──────── Supplied material ────────

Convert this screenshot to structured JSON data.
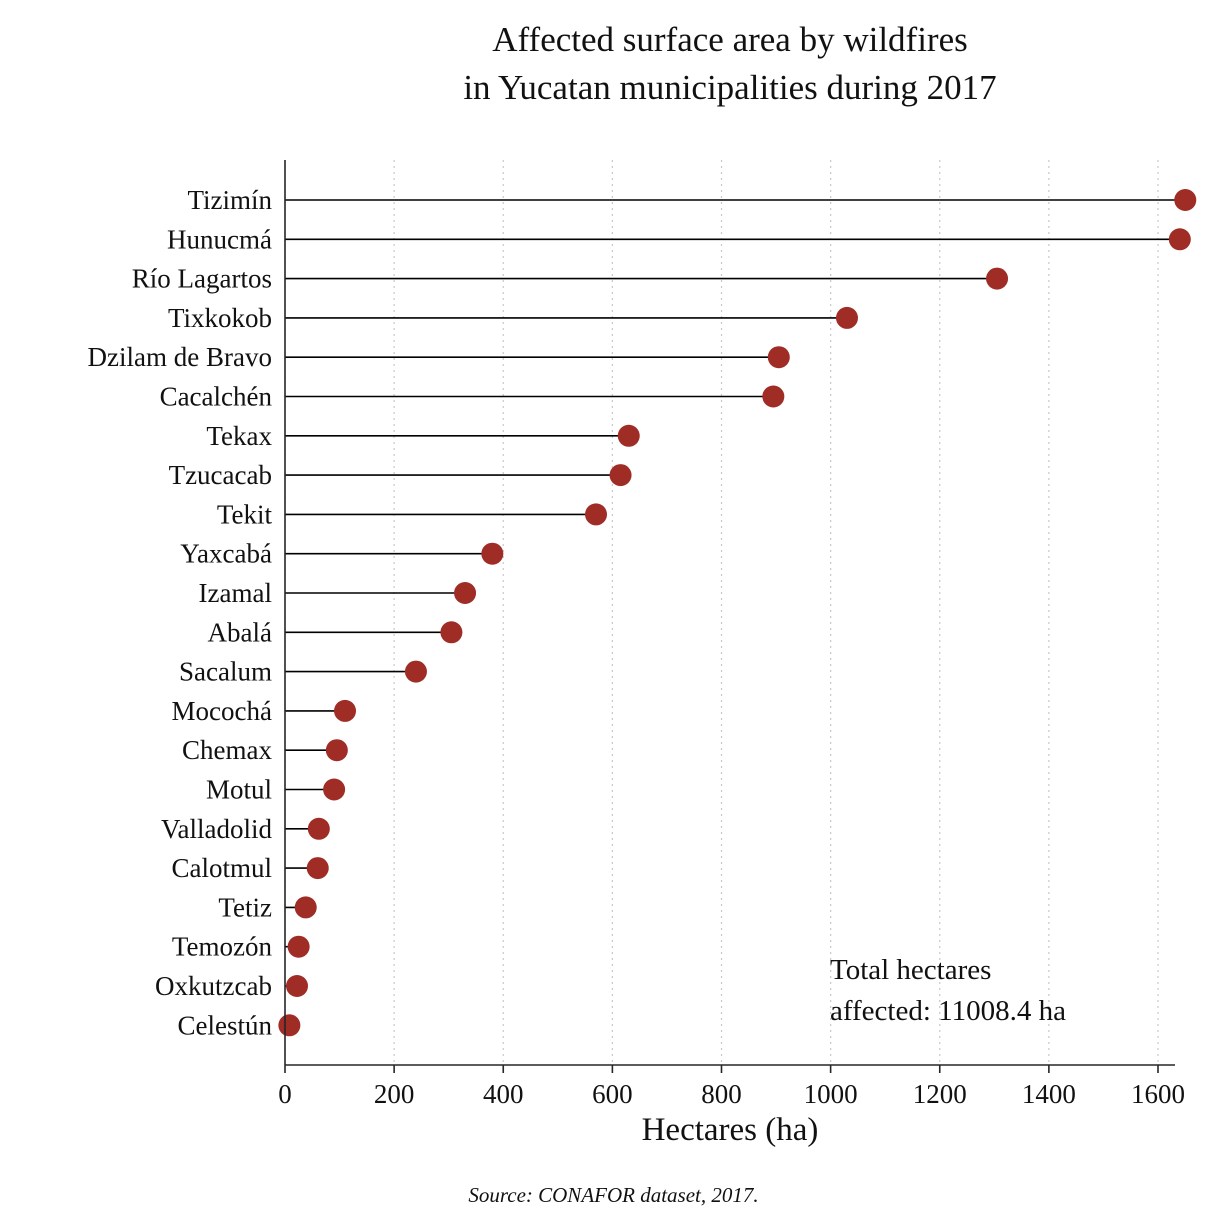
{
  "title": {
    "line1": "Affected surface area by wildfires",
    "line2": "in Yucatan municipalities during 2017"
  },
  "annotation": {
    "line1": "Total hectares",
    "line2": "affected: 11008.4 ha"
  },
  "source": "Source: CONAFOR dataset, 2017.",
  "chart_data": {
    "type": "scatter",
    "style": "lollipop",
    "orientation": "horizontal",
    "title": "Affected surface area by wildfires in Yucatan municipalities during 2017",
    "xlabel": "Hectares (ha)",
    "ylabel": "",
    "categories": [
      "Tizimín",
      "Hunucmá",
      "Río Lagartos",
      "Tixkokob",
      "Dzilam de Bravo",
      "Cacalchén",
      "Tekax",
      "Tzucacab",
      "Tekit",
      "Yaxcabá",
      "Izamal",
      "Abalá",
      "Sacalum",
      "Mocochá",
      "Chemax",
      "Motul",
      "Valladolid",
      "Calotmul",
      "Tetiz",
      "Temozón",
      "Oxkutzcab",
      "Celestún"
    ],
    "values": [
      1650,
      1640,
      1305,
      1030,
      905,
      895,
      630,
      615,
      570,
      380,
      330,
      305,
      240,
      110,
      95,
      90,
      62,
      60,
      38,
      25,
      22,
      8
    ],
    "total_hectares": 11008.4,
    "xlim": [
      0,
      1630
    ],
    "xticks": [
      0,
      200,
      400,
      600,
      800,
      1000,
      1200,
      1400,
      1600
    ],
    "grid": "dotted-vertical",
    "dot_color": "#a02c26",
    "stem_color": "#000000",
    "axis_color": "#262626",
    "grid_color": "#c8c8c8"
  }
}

────────
──────── Supplied material ────────

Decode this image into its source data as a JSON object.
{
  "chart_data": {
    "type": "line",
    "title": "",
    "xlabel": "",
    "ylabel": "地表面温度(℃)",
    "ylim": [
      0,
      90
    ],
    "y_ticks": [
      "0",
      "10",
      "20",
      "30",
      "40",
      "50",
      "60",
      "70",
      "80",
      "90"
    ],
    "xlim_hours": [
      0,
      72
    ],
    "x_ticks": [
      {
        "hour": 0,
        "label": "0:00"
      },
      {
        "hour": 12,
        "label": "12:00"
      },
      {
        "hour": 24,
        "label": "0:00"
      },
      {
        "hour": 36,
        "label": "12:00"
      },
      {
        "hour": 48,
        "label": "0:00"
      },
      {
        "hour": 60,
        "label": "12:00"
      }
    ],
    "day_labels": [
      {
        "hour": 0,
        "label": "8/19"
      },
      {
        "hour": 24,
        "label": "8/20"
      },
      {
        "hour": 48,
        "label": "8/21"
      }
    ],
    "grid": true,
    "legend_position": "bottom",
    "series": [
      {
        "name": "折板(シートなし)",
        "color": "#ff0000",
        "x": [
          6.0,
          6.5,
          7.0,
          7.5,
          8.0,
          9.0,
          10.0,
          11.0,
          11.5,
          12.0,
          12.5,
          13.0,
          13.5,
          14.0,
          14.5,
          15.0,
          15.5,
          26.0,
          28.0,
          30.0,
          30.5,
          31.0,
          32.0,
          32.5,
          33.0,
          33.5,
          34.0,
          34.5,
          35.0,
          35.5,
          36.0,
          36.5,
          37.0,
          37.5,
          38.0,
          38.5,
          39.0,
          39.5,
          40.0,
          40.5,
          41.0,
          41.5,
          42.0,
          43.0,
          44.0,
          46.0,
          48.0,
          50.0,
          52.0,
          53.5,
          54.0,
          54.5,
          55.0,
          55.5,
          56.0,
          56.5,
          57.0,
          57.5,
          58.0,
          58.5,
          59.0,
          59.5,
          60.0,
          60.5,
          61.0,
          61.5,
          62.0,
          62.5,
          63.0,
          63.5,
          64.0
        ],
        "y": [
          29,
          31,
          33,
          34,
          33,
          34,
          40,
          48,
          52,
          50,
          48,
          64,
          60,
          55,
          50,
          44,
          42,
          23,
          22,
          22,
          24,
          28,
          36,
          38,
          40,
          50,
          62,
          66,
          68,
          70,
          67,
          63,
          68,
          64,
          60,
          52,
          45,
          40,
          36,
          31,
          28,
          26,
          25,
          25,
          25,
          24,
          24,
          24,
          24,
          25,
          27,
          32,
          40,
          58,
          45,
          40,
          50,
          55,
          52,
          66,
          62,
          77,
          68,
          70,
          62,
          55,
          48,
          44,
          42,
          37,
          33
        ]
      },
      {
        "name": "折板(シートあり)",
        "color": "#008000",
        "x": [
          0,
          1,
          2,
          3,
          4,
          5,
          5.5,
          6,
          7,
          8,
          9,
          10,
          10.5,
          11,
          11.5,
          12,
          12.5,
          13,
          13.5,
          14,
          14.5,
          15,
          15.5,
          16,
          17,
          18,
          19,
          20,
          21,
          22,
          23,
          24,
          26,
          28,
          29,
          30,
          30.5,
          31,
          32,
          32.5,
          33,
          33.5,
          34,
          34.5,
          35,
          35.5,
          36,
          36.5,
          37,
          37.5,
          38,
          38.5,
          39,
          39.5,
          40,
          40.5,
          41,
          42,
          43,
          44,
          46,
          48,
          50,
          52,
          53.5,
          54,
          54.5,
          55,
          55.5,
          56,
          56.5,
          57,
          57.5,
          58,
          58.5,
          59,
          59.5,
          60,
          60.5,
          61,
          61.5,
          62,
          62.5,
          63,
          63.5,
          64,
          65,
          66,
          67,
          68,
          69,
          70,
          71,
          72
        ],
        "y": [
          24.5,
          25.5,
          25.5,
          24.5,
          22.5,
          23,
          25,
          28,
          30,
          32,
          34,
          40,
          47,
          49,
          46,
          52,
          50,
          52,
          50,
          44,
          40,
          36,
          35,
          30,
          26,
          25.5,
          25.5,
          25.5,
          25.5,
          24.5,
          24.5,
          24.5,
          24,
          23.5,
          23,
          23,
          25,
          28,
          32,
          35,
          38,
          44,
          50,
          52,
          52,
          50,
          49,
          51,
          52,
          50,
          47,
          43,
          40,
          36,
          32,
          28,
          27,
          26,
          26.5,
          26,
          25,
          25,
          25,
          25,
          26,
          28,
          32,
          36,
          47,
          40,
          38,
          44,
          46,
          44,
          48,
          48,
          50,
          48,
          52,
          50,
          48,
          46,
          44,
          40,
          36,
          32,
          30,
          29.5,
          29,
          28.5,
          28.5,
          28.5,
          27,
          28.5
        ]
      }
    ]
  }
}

────────

__Goal of the exercise__. Pull every line containing "title" from the material above.

__Exercise response__.
  "title": {
    "title": "Affected surface area by wildfires in Yucatan municipalities during 2017",
    "title": "",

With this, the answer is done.